• **DIRECTIONS FOR THIS TASK**
The answer must be every record below, reproduced exactly.

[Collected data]

BEGIN

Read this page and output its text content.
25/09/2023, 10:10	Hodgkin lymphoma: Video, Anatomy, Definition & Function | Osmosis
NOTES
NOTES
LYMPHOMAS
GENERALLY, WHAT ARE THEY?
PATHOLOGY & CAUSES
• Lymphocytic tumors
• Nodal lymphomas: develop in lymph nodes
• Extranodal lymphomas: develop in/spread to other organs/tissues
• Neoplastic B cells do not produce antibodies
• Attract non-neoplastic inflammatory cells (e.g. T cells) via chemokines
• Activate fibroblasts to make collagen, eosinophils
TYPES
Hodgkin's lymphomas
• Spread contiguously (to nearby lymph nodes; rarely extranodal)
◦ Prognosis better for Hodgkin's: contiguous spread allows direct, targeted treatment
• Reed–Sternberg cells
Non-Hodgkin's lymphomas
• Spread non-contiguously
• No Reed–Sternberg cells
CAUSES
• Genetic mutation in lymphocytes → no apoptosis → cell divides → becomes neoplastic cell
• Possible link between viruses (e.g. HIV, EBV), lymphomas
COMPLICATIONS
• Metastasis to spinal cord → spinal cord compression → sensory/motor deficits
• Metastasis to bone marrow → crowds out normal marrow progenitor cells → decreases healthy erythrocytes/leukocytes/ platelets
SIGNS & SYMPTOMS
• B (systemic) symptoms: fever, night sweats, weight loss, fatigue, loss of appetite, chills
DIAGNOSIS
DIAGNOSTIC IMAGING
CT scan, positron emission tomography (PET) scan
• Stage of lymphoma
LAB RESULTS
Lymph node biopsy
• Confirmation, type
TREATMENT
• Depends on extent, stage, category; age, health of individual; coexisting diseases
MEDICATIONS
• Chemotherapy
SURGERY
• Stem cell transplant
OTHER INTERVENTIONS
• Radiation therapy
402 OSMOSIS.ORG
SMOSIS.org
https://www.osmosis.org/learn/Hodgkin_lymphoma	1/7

END

• **EXERCISE RESPONSE**
Read this page and output its text content.
25/09/2023, 10:10	Hodgkin lymphoma: Video, Anatomy, Definition & Function | Osmosis
NOTES
NOTES
LYMPHOMAS
GENERALLY, WHAT ARE THEY?
PATHOLOGY & CAUSES
• Lymphocytic tumors
• Nodal lymphomas: develop in lymph nodes
• Extranodal lymphomas: develop in/spread to other organs/tissues
• Neoplastic B cells do not produce antibodies
• Attract non-neoplastic inflammatory cells (e.g. T cells) via chemokines
• Activate fibroblasts to make collagen, eosinophils
TYPES
Hodgkin's lymphomas
• Spread contiguously (to nearby lymph nodes; rarely extranodal)
◦ Prognosis better for Hodgkin's: contiguous spread allows direct, targeted treatment
• Reed–Sternberg cells
Non-Hodgkin's lymphomas
• Spread non-contiguously
• No Reed–Sternberg cells
CAUSES
• Genetic mutation in lymphocytes → no apoptosis → cell divides → becomes neoplastic cell
• Possible link between viruses (e.g. HIV, EBV), lymphomas
COMPLICATIONS
• Metastasis to spinal cord → spinal cord compression → sensory/motor deficits
• Metastasis to bone marrow → crowds out normal marrow progenitor cells → decreases healthy erythrocytes/leukocytes/ platelets
SIGNS & SYMPTOMS
• B (systemic) symptoms: fever, night sweats, weight loss, fatigue, loss of appetite, chills
DIAGNOSIS
DIAGNOSTIC IMAGING
CT scan, positron emission tomography (PET) scan
• Stage of lymphoma
LAB RESULTS
Lymph node biopsy
• Confirmation, type
TREATMENT
• Depends on extent, stage, category; age, health of individual; coexisting diseases
MEDICATIONS
• Chemotherapy
SURGERY
• Stem cell transplant
OTHER INTERVENTIONS
• Radiation therapy
402 OSMOSIS.ORG
SMOSIS.org
https://www.osmosis.org/learn/Hodgkin_lymphoma	1/7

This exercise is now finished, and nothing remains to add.